● Rows from a dataset:
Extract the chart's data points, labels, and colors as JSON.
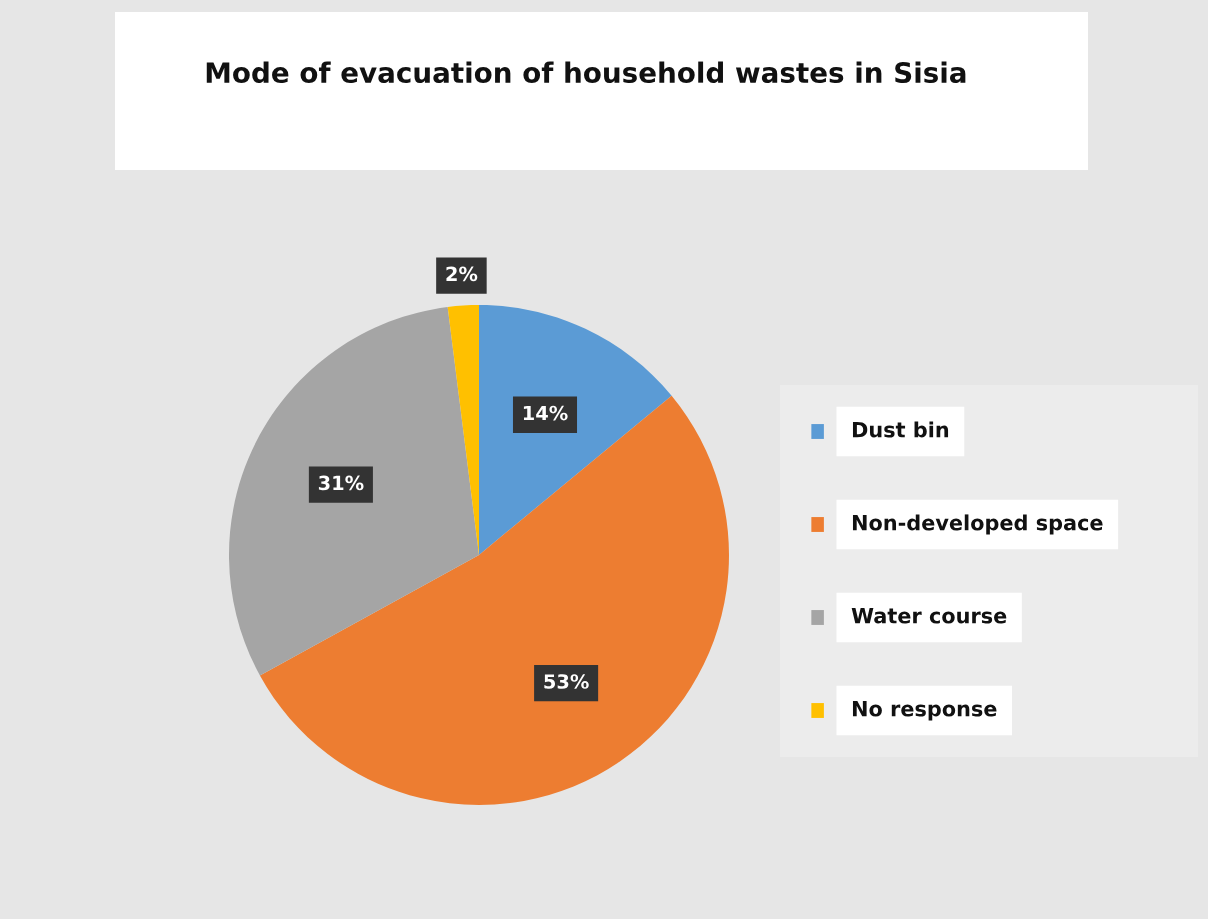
{
  "chart_data": {
    "type": "pie",
    "title": "Mode of evacuation of household wastes in Sisia",
    "categories": [
      "Dust bin",
      "Non-developed space",
      "Water course",
      "No response"
    ],
    "values": [
      14,
      53,
      31,
      2
    ],
    "colors": [
      "#5b9bd5",
      "#ed7d31",
      "#a5a5a5",
      "#ffc000"
    ],
    "value_labels": [
      "14%",
      "53%",
      "31%",
      "2%"
    ],
    "legend": "right"
  }
}
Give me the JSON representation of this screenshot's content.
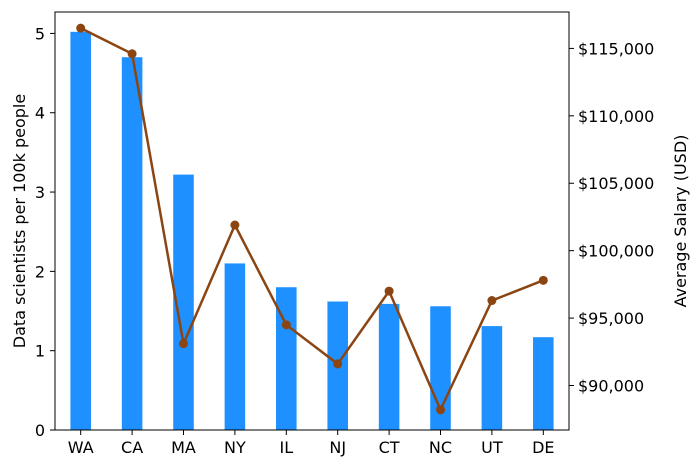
{
  "chart_data": {
    "type": "bar+line",
    "categories": [
      "WA",
      "CA",
      "MA",
      "NY",
      "IL",
      "NJ",
      "CT",
      "NC",
      "UT",
      "DE"
    ],
    "bar_series": {
      "name": "Data scientists per 100k people",
      "values": [
        5.02,
        4.7,
        3.22,
        2.1,
        1.8,
        1.62,
        1.59,
        1.56,
        1.31,
        1.17
      ],
      "color": "#1e90ff"
    },
    "line_series": {
      "name": "Average Salary (USD)",
      "values": [
        116500,
        114600,
        93100,
        101900,
        94500,
        91600,
        97000,
        88200,
        96300,
        97800
      ],
      "color": "#8b4513"
    },
    "ylabel_left": "Data scientists per 100k people",
    "ylabel_right": "Average Salary (USD)",
    "ylim_left": [
      0,
      5.27
    ],
    "ylim_right": [
      86700,
      117700
    ],
    "yticks_left": [
      "0",
      "1",
      "2",
      "3",
      "4",
      "5"
    ],
    "yticks_left_values": [
      0,
      1,
      2,
      3,
      4,
      5
    ],
    "yticks_right": [
      "$90,000",
      "$95,000",
      "$100,000",
      "$105,000",
      "$110,000",
      "$115,000"
    ],
    "yticks_right_values": [
      90000,
      95000,
      100000,
      105000,
      110000,
      115000
    ]
  }
}
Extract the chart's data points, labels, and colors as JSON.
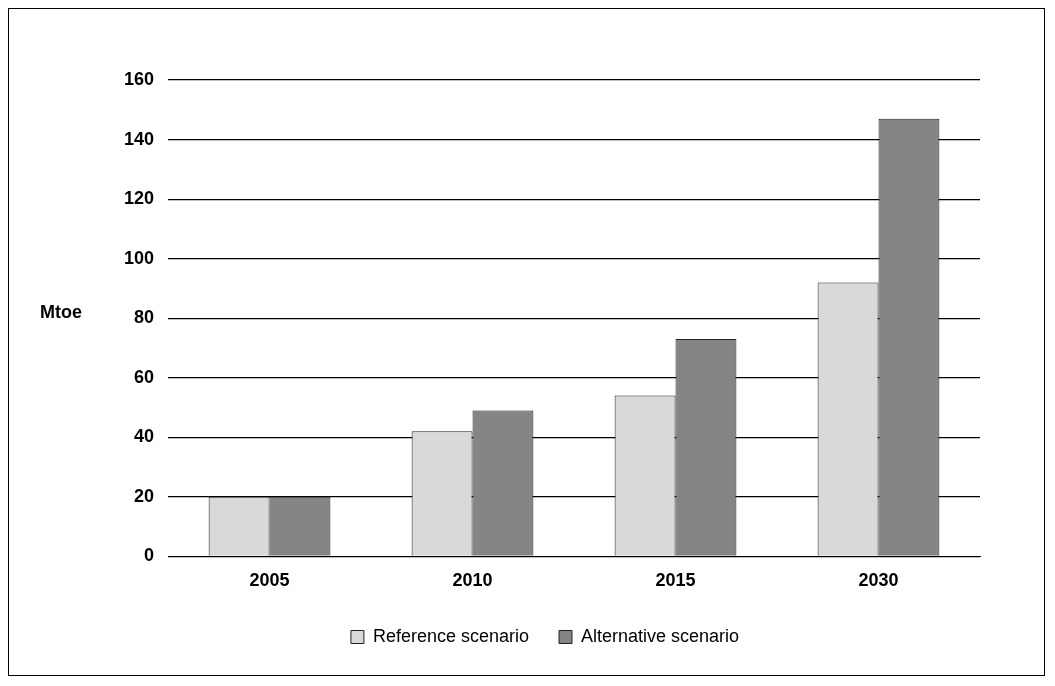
{
  "chart_data": {
    "type": "bar",
    "ylabel": "Mtoe",
    "categories": [
      "2005",
      "2010",
      "2015",
      "2030"
    ],
    "series": [
      {
        "name": "Reference scenario",
        "color": "#d9d9d9",
        "values": [
          20,
          42,
          54,
          92
        ]
      },
      {
        "name": "Alternative scenario",
        "color": "#858585",
        "values": [
          20,
          49,
          73,
          147
        ]
      }
    ],
    "ylim": [
      0,
      160
    ],
    "yticks": [
      0,
      20,
      40,
      60,
      80,
      100,
      120,
      140,
      160
    ],
    "grid": "y",
    "legend": "bottom"
  }
}
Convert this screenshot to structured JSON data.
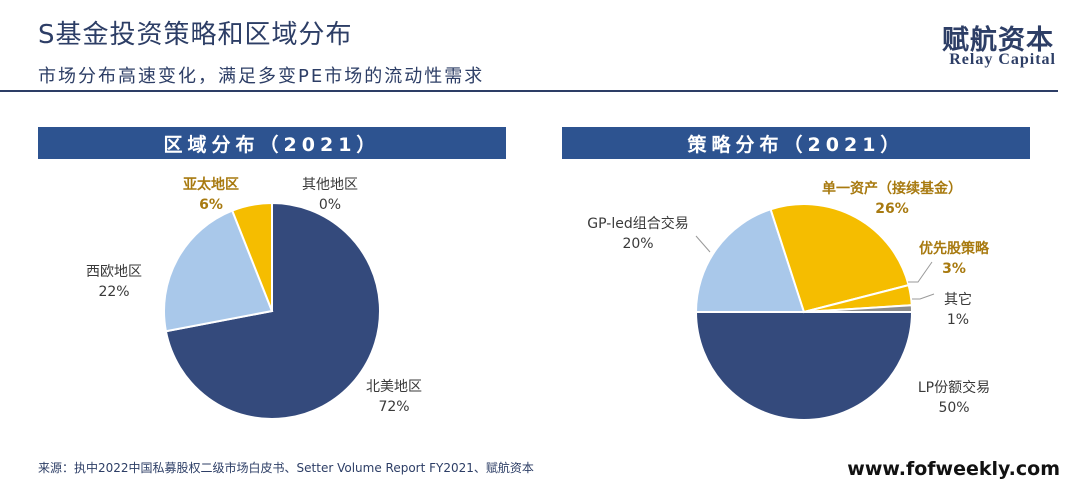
{
  "header": {
    "title": "S基金投资策略和区域分布",
    "subtitle": "市场分布高速变化，满足多变PE市场的流动性需求",
    "brand_cn": "赋航资本",
    "brand_en": "Relay Capital"
  },
  "footer": {
    "source": "来源：执中2022中国私募股权二级市场白皮书、Setter Volume Report FY2021、赋航资本",
    "website": "www.fofweekly.com"
  },
  "colors": {
    "navy": "#2d3e66",
    "header_band": "#2d5390",
    "slice_dark": "#344a7c",
    "slice_light": "#a9c8ea",
    "slice_gold": "#f5bd00",
    "slice_gray": "#8c8c8c",
    "highlight_text": "#a87a10"
  },
  "chart_data": [
    {
      "type": "pie",
      "title": "区域分布（2021）",
      "slices": [
        {
          "label": "北美地区",
          "value": 72,
          "pct_label": "72%",
          "color": "#344a7c",
          "highlight": false
        },
        {
          "label": "西欧地区",
          "value": 22,
          "pct_label": "22%",
          "color": "#a9c8ea",
          "highlight": false
        },
        {
          "label": "亚太地区",
          "value": 6,
          "pct_label": "6%",
          "color": "#f5bd00",
          "highlight": true
        },
        {
          "label": "其他地区",
          "value": 0,
          "pct_label": "0%",
          "color": "#8c8c8c",
          "highlight": false
        }
      ]
    },
    {
      "type": "pie",
      "title": "策略分布（2021）",
      "slices": [
        {
          "label": "LP份额交易",
          "value": 50,
          "pct_label": "50%",
          "color": "#344a7c",
          "highlight": false
        },
        {
          "label": "GP-led组合交易",
          "value": 20,
          "pct_label": "20%",
          "color": "#a9c8ea",
          "highlight": false
        },
        {
          "label": "单一资产（接续基金）",
          "value": 26,
          "pct_label": "26%",
          "color": "#f5bd00",
          "highlight": true
        },
        {
          "label": "优先股策略",
          "value": 3,
          "pct_label": "3%",
          "color": "#f5bd00",
          "highlight": true
        },
        {
          "label": "其它",
          "value": 1,
          "pct_label": "1%",
          "color": "#8c8c8c",
          "highlight": false
        }
      ]
    }
  ]
}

● Task brief: Using the listing above, locate the lines that hold "JSON" and copy each one.

● The output:
Extract the chart's data points, labels, and colors as JSON.
Give me the JSON representation of this screenshot's content.
Extract the chart's data points, labels, and colors as JSON.
Convert this screenshot to structured JSON data.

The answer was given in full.